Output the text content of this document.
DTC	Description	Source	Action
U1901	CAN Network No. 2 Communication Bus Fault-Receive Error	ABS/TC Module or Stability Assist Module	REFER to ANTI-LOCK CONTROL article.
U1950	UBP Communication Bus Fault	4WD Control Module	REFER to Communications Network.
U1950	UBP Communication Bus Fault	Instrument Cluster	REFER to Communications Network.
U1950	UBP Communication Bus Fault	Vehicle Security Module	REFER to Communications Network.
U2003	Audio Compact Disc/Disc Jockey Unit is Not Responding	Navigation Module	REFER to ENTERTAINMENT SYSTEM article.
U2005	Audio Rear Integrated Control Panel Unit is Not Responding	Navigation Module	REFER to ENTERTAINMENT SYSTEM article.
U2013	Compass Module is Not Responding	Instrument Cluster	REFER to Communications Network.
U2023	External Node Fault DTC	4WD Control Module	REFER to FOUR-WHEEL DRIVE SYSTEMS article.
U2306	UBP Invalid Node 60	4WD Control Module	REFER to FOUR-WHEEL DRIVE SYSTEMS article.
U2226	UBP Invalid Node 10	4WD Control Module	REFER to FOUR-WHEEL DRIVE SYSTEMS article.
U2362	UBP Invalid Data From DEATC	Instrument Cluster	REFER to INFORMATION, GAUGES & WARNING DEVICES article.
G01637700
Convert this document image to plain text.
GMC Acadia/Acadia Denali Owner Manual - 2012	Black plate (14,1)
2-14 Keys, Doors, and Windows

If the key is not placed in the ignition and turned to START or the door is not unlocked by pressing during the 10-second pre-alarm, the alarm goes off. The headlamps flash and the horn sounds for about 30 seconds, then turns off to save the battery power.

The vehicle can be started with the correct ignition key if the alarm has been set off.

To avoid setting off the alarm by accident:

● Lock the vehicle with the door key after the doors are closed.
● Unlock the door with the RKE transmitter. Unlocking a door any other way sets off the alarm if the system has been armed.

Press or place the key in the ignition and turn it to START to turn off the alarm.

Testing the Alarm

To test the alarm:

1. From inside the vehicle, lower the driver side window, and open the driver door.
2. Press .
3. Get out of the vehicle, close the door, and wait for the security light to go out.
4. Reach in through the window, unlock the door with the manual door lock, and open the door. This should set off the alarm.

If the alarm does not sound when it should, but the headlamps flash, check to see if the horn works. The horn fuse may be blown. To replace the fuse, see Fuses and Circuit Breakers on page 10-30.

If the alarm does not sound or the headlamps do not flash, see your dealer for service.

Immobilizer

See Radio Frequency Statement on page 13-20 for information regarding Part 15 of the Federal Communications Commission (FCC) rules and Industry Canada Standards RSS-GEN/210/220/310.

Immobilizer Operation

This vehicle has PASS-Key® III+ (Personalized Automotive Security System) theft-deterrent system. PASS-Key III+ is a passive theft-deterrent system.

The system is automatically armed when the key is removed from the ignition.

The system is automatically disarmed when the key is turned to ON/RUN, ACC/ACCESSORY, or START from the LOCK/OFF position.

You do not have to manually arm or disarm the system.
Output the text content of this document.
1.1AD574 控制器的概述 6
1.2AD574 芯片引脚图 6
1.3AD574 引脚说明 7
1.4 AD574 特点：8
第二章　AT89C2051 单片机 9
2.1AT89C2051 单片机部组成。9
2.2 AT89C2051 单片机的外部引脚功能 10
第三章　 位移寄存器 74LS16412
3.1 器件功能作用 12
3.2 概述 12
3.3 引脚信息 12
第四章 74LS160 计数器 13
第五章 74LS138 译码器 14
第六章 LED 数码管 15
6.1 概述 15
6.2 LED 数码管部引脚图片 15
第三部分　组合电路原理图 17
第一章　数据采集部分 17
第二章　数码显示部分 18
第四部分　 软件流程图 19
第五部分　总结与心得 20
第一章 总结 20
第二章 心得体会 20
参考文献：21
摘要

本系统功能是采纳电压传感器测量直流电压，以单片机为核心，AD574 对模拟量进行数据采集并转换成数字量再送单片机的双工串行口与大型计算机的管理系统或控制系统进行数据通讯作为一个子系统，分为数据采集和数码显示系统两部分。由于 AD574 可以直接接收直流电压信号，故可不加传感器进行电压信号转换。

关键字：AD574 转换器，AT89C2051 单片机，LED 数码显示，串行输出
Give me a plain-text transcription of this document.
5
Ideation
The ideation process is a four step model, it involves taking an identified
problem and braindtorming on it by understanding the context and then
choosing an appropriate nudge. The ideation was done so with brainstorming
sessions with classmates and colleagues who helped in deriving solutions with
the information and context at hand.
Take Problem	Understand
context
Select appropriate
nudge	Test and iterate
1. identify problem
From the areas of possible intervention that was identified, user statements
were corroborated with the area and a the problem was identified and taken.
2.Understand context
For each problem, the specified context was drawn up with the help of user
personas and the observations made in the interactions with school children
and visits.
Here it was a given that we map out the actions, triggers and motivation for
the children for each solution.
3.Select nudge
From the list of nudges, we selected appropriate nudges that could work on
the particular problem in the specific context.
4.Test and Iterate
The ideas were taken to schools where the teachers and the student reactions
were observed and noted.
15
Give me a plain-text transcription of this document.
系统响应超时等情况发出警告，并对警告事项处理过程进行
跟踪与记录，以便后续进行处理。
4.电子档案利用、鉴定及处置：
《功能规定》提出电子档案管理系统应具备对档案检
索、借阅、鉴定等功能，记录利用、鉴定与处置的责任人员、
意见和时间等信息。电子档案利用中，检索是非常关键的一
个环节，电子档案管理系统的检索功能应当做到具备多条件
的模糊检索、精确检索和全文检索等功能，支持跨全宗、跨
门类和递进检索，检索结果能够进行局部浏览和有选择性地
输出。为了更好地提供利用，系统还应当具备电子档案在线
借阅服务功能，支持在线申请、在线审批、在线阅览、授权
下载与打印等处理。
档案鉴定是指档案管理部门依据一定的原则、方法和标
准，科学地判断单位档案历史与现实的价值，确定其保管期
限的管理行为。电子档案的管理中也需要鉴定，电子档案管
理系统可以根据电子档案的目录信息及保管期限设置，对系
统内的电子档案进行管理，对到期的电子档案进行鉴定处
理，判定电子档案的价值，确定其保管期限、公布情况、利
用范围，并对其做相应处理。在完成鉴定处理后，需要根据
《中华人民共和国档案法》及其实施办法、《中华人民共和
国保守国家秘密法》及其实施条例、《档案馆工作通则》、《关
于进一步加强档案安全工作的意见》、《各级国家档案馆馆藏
----
**Written instruction:** Pick each line holding the word "with" out of the listing.

**Final result:**
The vehicle can be started with the correct ignition key if the alarm has been set off.
● Lock the vehicle with the door key after the doors are closed.
● Unlock the door with the RKE transmitter. Unlocking a door any other way sets off the alarm if the system has been armed.
4. Reach in through the window, unlock the door with the manual door lock, and open the door. This should set off the alarm.
choosing an appropriate nudge. The ideation was done so with brainstorming
sessions with classmates and colleagues who helped in deriving solutions with
were corroborated with the area and a the problem was identified and taken.
For each problem, the specified context was drawn up with the help of user
personas and the observations made in the interactions with school children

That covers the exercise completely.